> [Website and app data records]
================

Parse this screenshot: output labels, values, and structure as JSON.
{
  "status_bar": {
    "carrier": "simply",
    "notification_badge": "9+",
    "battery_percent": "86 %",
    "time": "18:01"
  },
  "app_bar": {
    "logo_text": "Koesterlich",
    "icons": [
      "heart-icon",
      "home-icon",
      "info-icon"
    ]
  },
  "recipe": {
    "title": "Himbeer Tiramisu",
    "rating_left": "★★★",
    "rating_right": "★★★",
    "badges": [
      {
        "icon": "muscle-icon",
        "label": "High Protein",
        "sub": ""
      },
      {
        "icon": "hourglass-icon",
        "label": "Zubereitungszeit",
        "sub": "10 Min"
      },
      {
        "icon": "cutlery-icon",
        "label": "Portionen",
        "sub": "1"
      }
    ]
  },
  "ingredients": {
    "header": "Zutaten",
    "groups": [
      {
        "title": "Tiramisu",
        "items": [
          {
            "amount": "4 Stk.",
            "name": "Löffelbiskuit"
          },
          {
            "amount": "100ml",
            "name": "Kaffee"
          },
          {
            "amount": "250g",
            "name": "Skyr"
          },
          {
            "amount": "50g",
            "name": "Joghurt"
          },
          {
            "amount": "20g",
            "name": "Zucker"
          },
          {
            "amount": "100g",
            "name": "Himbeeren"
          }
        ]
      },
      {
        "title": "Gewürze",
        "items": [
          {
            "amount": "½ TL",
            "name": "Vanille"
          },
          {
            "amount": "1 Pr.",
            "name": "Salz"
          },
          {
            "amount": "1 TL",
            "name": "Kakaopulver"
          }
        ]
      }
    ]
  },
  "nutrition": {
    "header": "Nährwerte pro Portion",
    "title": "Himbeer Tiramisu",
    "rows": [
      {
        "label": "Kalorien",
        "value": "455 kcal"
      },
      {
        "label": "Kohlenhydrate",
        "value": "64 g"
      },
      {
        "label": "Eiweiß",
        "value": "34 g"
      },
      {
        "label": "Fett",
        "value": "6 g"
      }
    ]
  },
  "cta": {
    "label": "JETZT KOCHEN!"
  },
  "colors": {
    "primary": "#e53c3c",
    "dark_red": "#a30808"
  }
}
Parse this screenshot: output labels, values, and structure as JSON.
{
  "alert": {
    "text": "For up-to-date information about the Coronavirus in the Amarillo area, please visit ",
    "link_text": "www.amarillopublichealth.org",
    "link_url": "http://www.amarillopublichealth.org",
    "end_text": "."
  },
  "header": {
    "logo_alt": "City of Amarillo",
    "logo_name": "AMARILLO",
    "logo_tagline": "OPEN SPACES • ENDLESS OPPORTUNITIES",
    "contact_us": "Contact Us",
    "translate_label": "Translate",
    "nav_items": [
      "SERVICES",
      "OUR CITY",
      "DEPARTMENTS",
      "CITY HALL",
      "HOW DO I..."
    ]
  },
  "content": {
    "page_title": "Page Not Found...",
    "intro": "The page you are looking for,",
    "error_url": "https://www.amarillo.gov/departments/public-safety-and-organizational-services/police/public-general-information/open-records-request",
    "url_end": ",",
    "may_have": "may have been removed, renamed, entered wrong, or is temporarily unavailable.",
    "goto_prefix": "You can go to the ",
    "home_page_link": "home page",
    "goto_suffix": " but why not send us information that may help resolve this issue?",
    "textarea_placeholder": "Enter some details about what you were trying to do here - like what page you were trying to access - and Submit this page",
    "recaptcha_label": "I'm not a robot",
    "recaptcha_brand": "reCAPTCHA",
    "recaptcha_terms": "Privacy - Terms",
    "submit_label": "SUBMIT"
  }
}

================

> [PROBLEM] Find every line in the records above that contains the word "about", and copy each one.

> [EXPECTED ANSWER]
    "text": "For up-to-date information about the Coronavirus in the Amarillo area, please visit ",
    "textarea_placeholder": "Enter some details about what you were trying to do here - like what page you were trying to access - and Submit this page",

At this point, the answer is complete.